> Given instruction: Exact repetition of every entry is required.

══ Data listing

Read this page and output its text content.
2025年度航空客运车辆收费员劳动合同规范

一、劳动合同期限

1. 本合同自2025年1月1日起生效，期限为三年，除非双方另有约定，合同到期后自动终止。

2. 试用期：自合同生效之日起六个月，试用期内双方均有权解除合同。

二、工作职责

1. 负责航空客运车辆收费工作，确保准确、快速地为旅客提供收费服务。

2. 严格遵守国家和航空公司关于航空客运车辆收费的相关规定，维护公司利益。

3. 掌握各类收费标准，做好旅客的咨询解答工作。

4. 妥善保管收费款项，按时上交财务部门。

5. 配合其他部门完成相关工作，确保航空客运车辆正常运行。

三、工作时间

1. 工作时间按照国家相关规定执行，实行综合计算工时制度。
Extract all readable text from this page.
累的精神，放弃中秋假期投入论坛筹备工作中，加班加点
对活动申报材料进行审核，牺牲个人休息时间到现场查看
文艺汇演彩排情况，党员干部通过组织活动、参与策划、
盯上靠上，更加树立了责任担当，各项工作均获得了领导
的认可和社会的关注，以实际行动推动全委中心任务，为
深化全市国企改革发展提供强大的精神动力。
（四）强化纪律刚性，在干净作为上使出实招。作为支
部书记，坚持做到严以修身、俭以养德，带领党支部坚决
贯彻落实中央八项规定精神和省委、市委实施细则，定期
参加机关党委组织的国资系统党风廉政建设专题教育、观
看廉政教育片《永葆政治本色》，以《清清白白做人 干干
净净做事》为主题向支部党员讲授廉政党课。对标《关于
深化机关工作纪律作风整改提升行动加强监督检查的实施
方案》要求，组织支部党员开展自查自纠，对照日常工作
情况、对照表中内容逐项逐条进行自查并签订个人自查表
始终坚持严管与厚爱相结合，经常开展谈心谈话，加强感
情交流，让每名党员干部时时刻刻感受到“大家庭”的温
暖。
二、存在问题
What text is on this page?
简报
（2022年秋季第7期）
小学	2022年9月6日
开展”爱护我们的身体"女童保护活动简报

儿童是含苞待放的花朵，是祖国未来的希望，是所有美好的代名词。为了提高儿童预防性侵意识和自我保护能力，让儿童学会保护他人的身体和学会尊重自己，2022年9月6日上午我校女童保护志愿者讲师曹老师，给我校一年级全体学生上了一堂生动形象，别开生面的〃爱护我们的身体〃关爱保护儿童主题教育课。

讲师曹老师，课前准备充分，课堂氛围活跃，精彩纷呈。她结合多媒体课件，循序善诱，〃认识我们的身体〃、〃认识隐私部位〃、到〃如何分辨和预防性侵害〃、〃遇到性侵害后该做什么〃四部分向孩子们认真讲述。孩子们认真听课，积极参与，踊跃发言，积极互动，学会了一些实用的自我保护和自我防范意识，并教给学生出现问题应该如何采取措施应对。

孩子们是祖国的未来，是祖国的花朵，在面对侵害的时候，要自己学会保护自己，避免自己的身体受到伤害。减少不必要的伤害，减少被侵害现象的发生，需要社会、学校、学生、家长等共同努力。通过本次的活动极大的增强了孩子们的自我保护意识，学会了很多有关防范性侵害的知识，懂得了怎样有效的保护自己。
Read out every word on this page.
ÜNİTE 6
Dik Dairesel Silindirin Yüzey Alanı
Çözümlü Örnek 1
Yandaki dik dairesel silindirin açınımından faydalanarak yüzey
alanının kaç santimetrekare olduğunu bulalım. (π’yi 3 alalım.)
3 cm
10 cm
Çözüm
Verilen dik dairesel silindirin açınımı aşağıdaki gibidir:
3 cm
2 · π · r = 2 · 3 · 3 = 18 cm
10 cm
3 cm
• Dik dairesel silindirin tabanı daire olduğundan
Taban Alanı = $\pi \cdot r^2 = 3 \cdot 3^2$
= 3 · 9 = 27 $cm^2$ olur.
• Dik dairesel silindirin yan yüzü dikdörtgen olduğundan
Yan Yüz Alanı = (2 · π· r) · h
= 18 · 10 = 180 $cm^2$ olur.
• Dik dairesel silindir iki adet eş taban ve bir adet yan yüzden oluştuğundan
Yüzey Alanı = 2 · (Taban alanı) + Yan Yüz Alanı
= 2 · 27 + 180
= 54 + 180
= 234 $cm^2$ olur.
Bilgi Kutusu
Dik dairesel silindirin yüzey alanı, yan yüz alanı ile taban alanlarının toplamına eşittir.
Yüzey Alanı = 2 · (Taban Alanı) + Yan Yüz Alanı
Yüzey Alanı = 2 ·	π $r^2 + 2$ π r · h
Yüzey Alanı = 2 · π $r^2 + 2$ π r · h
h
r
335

════

> Answer to the exercise:
Read this page and output its text content.
2025年度航空客运车辆收费员劳动合同规范

一、劳动合同期限

1. 本合同自2025年1月1日起生效，期限为三年，除非双方另有约定，合同到期后自动终止。

2. 试用期：自合同生效之日起六个月，试用期内双方均有权解除合同。

二、工作职责

1. 负责航空客运车辆收费工作，确保准确、快速地为旅客提供收费服务。

2. 严格遵守国家和航空公司关于航空客运车辆收费的相关规定，维护公司利益。

3. 掌握各类收费标准，做好旅客的咨询解答工作。

4. 妥善保管收费款项，按时上交财务部门。

5. 配合其他部门完成相关工作，确保航空客运车辆正常运行。

三、工作时间

1. 工作时间按照国家相关规定执行，实行综合计算工时制度。
Extract all readable text from this page.
累的精神，放弃中秋假期投入论坛筹备工作中，加班加点
对活动申报材料进行审核，牺牲个人休息时间到现场查看
文艺汇演彩排情况，党员干部通过组织活动、参与策划、
盯上靠上，更加树立了责任担当，各项工作均获得了领导
的认可和社会的关注，以实际行动推动全委中心任务，为
深化全市国企改革发展提供强大的精神动力。
（四）强化纪律刚性，在干净作为上使出实招。作为支
部书记，坚持做到严以修身、俭以养德，带领党支部坚决
贯彻落实中央八项规定精神和省委、市委实施细则，定期
参加机关党委组织的国资系统党风廉政建设专题教育、观
看廉政教育片《永葆政治本色》，以《清清白白做人 干干
净净做事》为主题向支部党员讲授廉政党课。对标《关于
深化机关工作纪律作风整改提升行动加强监督检查的实施
方案》要求，组织支部党员开展自查自纠，对照日常工作
情况、对照表中内容逐项逐条进行自查并签订个人自查表
始终坚持严管与厚爱相结合，经常开展谈心谈话，加强感
情交流，让每名党员干部时时刻刻感受到“大家庭”的温
暖。
二、存在问题
What text is on this page?
简报
（2022年秋季第7期）
小学	2022年9月6日
开展”爱护我们的身体"女童保护活动简报

儿童是含苞待放的花朵，是祖国未来的希望，是所有美好的代名词。为了提高儿童预防性侵意识和自我保护能力，让儿童学会保护他人的身体和学会尊重自己，2022年9月6日上午我校女童保护志愿者讲师曹老师，给我校一年级全体学生上了一堂生动形象，别开生面的〃爱护我们的身体〃关爱保护儿童主题教育课。

讲师曹老师，课前准备充分，课堂氛围活跃，精彩纷呈。她结合多媒体课件，循序善诱，〃认识我们的身体〃、〃认识隐私部位〃、到〃如何分辨和预防性侵害〃、〃遇到性侵害后该做什么〃四部分向孩子们认真讲述。孩子们认真听课，积极参与，踊跃发言，积极互动，学会了一些实用的自我保护和自我防范意识，并教给学生出现问题应该如何采取措施应对。

孩子们是祖国的未来，是祖国的花朵，在面对侵害的时候，要自己学会保护自己，避免自己的身体受到伤害。减少不必要的伤害，减少被侵害现象的发生，需要社会、学校、学生、家长等共同努力。通过本次的活动极大的增强了孩子们的自我保护意识，学会了很多有关防范性侵害的知识，懂得了怎样有效的保护自己。
Read out every word on this page.
ÜNİTE 6
Dik Dairesel Silindirin Yüzey Alanı
Çözümlü Örnek 1
Yandaki dik dairesel silindirin açınımından faydalanarak yüzey
alanının kaç santimetrekare olduğunu bulalım. (π’yi 3 alalım.)
3 cm
10 cm
Çözüm
Verilen dik dairesel silindirin açınımı aşağıdaki gibidir:
3 cm
2 · π · r = 2 · 3 · 3 = 18 cm
10 cm
3 cm
• Dik dairesel silindirin tabanı daire olduğundan
Taban Alanı = $\pi \cdot r^2 = 3 \cdot 3^2$
= 3 · 9 = 27 $cm^2$ olur.
• Dik dairesel silindirin yan yüzü dikdörtgen olduğundan
Yan Yüz Alanı = (2 · π· r) · h
= 18 · 10 = 180 $cm^2$ olur.
• Dik dairesel silindir iki adet eş taban ve bir adet yan yüzden oluştuğundan
Yüzey Alanı = 2 · (Taban alanı) + Yan Yüz Alanı
= 2 · 27 + 180
= 54 + 180
= 234 $cm^2$ olur.
Bilgi Kutusu
Dik dairesel silindirin yüzey alanı, yan yüz alanı ile taban alanlarının toplamına eşittir.
Yüzey Alanı = 2 · (Taban Alanı) + Yan Yüz Alanı
Yüzey Alanı = 2 ·	π $r^2 + 2$ π r · h
Yüzey Alanı = 2 · π $r^2 + 2$ π r · h
h
r
335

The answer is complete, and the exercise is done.